[start]
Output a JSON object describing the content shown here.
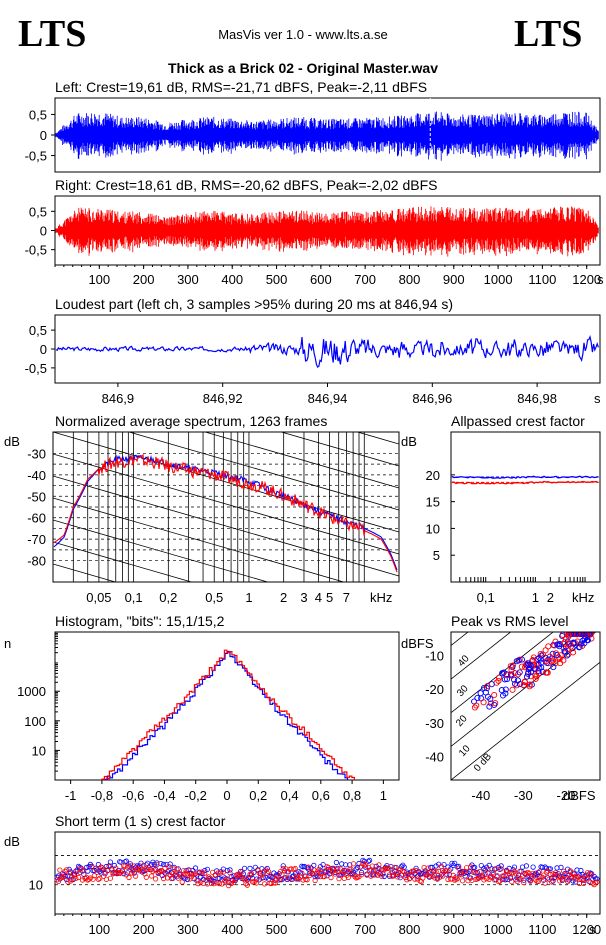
{
  "header": {
    "logo_left": "LTS",
    "logo_right": "LTS",
    "app": "MasVis ver 1.0 - www.lts.a.se",
    "file_title": "Thick as a Brick 02 - Original Master.wav"
  },
  "colors": {
    "left": "#0000ff",
    "right": "#ff0000",
    "axis": "#000000",
    "grid": "#000000"
  },
  "chart_data": [
    {
      "type": "area",
      "title": "Left: Crest=19,61 dB, RMS=-21,71 dBFS, Peak=-2,11 dBFS",
      "ylim": [
        -0.9,
        0.9
      ],
      "yticks": [
        "0,5",
        "0",
        "-0,5"
      ],
      "xlim": [
        0,
        1230
      ],
      "marker_x": 846.94,
      "series": [
        {
          "envelope_x": [
            0,
            50,
            100,
            150,
            200,
            250,
            300,
            350,
            400,
            450,
            500,
            550,
            600,
            650,
            700,
            750,
            800,
            850,
            900,
            950,
            1000,
            1050,
            1100,
            1150,
            1200,
            1230
          ],
          "amplitude": [
            0.05,
            0.55,
            0.6,
            0.45,
            0.45,
            0.3,
            0.4,
            0.45,
            0.4,
            0.35,
            0.4,
            0.45,
            0.4,
            0.4,
            0.42,
            0.45,
            0.5,
            0.6,
            0.5,
            0.5,
            0.55,
            0.55,
            0.5,
            0.6,
            0.55,
            0.05
          ]
        }
      ]
    },
    {
      "type": "area",
      "title": "Right: Crest=18,61 dB, RMS=-20,62 dBFS, Peak=-2,02 dBFS",
      "ylim": [
        -0.9,
        0.9
      ],
      "yticks": [
        "0,5",
        "0",
        "-0,5"
      ],
      "xlim": [
        0,
        1230
      ],
      "xticks": [
        100,
        200,
        300,
        400,
        500,
        600,
        700,
        800,
        900,
        1000,
        1100,
        1200
      ],
      "x_unit": "s",
      "series": [
        {
          "envelope_x": [
            0,
            50,
            100,
            150,
            200,
            250,
            300,
            350,
            400,
            450,
            500,
            550,
            600,
            650,
            700,
            750,
            800,
            850,
            900,
            950,
            1000,
            1050,
            1100,
            1150,
            1200,
            1230
          ],
          "amplitude": [
            0.05,
            0.6,
            0.6,
            0.5,
            0.5,
            0.35,
            0.45,
            0.55,
            0.45,
            0.45,
            0.5,
            0.55,
            0.45,
            0.5,
            0.5,
            0.55,
            0.6,
            0.65,
            0.6,
            0.6,
            0.6,
            0.6,
            0.55,
            0.65,
            0.6,
            0.05
          ]
        }
      ]
    },
    {
      "type": "line",
      "title": "Loudest part (left  ch, 3 samples >95% during 20 ms at 846,94 s)",
      "ylim": [
        -0.9,
        0.9
      ],
      "yticks": [
        "0,5",
        "0",
        "-0,5"
      ],
      "xlim": [
        846.888,
        846.992
      ],
      "xticks": [
        "846,9",
        "846,92",
        "846,94",
        "846,96",
        "846,98"
      ],
      "xtick_values": [
        846.9,
        846.92,
        846.94,
        846.96,
        846.98
      ],
      "x_unit": "s"
    },
    {
      "type": "line",
      "title": "Normalized average spectrum, 1263 frames",
      "ylabel": "dB",
      "yticks": [
        "-30",
        "-40",
        "-50",
        "-60",
        "-70",
        "-80"
      ],
      "ytick_values": [
        -30,
        -40,
        -50,
        -60,
        -70,
        -80
      ],
      "ylim": [
        -90,
        -20
      ],
      "xlim": [
        0.02,
        20
      ],
      "xscale": "log",
      "xticks": [
        "0,05",
        "0,1",
        "0,2",
        "0,5",
        "1",
        "2",
        "3",
        "4",
        "5",
        "7"
      ],
      "xtick_values": [
        0.05,
        0.1,
        0.2,
        0.5,
        1,
        2,
        3,
        4,
        5,
        7
      ],
      "x_unit": "kHz",
      "series": [
        {
          "x": [
            0.02,
            0.025,
            0.03,
            0.04,
            0.05,
            0.07,
            0.1,
            0.15,
            0.2,
            0.3,
            0.5,
            0.7,
            1,
            1.5,
            2,
            3,
            4,
            5,
            7,
            10,
            14,
            17,
            20
          ],
          "y": [
            -72,
            -68,
            -55,
            -42,
            -37,
            -34,
            -33,
            -34,
            -36,
            -38,
            -40,
            -42,
            -44,
            -47,
            -50,
            -54,
            -57,
            -60,
            -63,
            -66,
            -70,
            -78,
            -88
          ]
        },
        {
          "x": [
            0.02,
            0.025,
            0.03,
            0.04,
            0.05,
            0.07,
            0.1,
            0.15,
            0.2,
            0.3,
            0.5,
            0.7,
            1,
            1.5,
            2,
            3,
            4,
            5,
            7,
            10,
            14,
            17,
            20
          ],
          "y": [
            -74,
            -69,
            -56,
            -43,
            -37,
            -33,
            -32,
            -33,
            -35,
            -37,
            -39,
            -41,
            -43,
            -47,
            -50,
            -54,
            -57,
            -59,
            -62,
            -65,
            -69,
            -77,
            -87
          ]
        }
      ]
    },
    {
      "type": "line",
      "title": "Allpassed crest factor",
      "ylabel": "dB",
      "yticks": [
        "20",
        "15",
        "10",
        "5"
      ],
      "ytick_values": [
        20,
        15,
        10,
        5
      ],
      "ylim": [
        0,
        28
      ],
      "xlim": [
        0.02,
        20
      ],
      "xscale": "log",
      "xticks": [
        "0,1",
        "1",
        "2"
      ],
      "xtick_values": [
        0.1,
        1,
        2
      ],
      "x_unit": "kHz",
      "series": [
        {
          "x": [
            0.02,
            0.1,
            1,
            10,
            20
          ],
          "y": [
            19.6,
            19.5,
            19.6,
            19.6,
            19.6
          ],
          "ref": 19.61
        },
        {
          "x": [
            0.02,
            0.1,
            1,
            10,
            20
          ],
          "y": [
            18.5,
            18.4,
            18.6,
            18.7,
            18.6
          ],
          "ref": 18.61
        }
      ]
    },
    {
      "type": "line",
      "title": "Histogram, \"bits\": 15,1/15,2",
      "ylabel": "n",
      "yscale": "log",
      "yticks": [
        "1000",
        "100",
        "10"
      ],
      "ytick_values": [
        1000,
        100,
        10
      ],
      "ylim": [
        1,
        100000
      ],
      "xlim": [
        -1.1,
        1.1
      ],
      "xticks": [
        "-1",
        "-0,8",
        "-0,6",
        "-0,4",
        "-0,2",
        "0",
        "0,2",
        "0,4",
        "0,6",
        "0,8",
        "1"
      ],
      "xtick_values": [
        -1,
        -0.8,
        -0.6,
        -0.4,
        -0.2,
        0,
        0.2,
        0.4,
        0.6,
        0.8,
        1
      ],
      "series": [
        {
          "x": [
            -0.78,
            -0.7,
            -0.6,
            -0.5,
            -0.4,
            -0.3,
            -0.2,
            -0.1,
            0,
            0.1,
            0.2,
            0.3,
            0.4,
            0.5,
            0.6,
            0.7,
            0.76
          ],
          "y": [
            1,
            2,
            8,
            25,
            80,
            300,
            1200,
            5000,
            22000,
            5000,
            1200,
            300,
            80,
            25,
            6,
            2,
            1
          ]
        },
        {
          "x": [
            -0.8,
            -0.7,
            -0.6,
            -0.5,
            -0.4,
            -0.3,
            -0.2,
            -0.1,
            0,
            0.1,
            0.2,
            0.3,
            0.4,
            0.5,
            0.6,
            0.7,
            0.8
          ],
          "y": [
            1,
            3,
            12,
            40,
            120,
            400,
            1500,
            6000,
            26000,
            6000,
            1500,
            400,
            120,
            40,
            12,
            3,
            1
          ]
        }
      ]
    },
    {
      "type": "scatter",
      "title": "Peak vs RMS level",
      "ylabel": "dBFS",
      "xlabel": "dBFS",
      "yticks": [
        "-10",
        "-20",
        "-30",
        "-40"
      ],
      "ytick_values": [
        -10,
        -20,
        -30,
        -40
      ],
      "ylim": [
        -47,
        -3
      ],
      "xticks": [
        "-40",
        "-30",
        "-20"
      ],
      "xtick_values": [
        -40,
        -30,
        -20
      ],
      "xlim": [
        -47,
        -12
      ],
      "diagonal_labels": [
        "40",
        "30",
        "20",
        "10",
        "0 dB"
      ],
      "diagonal_offsets": [
        40,
        30,
        20,
        10,
        0
      ]
    },
    {
      "type": "scatter",
      "title": "Short term (1 s) crest factor",
      "ylabel": "dB",
      "yticks": [
        "10"
      ],
      "ytick_values": [
        10
      ],
      "ylim": [
        0,
        28
      ],
      "dashed_levels": [
        10,
        20
      ],
      "xlim": [
        0,
        1230
      ],
      "xticks": [
        100,
        200,
        300,
        400,
        500,
        600,
        700,
        800,
        900,
        1000,
        1100,
        1200
      ],
      "x_unit": "s",
      "series": [
        {
          "name_note": "left",
          "x": [
            30,
            100,
            200,
            300,
            400,
            500,
            600,
            700,
            800,
            900,
            1000,
            1100,
            1200
          ],
          "y": [
            14,
            15,
            16,
            14,
            13,
            14,
            15,
            16,
            14,
            15,
            14,
            14,
            13
          ]
        },
        {
          "name_note": "right",
          "x": [
            30,
            100,
            200,
            300,
            400,
            500,
            600,
            700,
            800,
            900,
            1000,
            1100,
            1200
          ],
          "y": [
            13,
            14,
            15,
            13,
            12,
            13,
            14,
            15,
            13,
            14,
            13,
            13,
            12
          ]
        }
      ]
    }
  ]
}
[end]
**Instruction:** Find every line in the records that has the string "Peak", then state how many there are and nothing else.

**Problem solution:** 3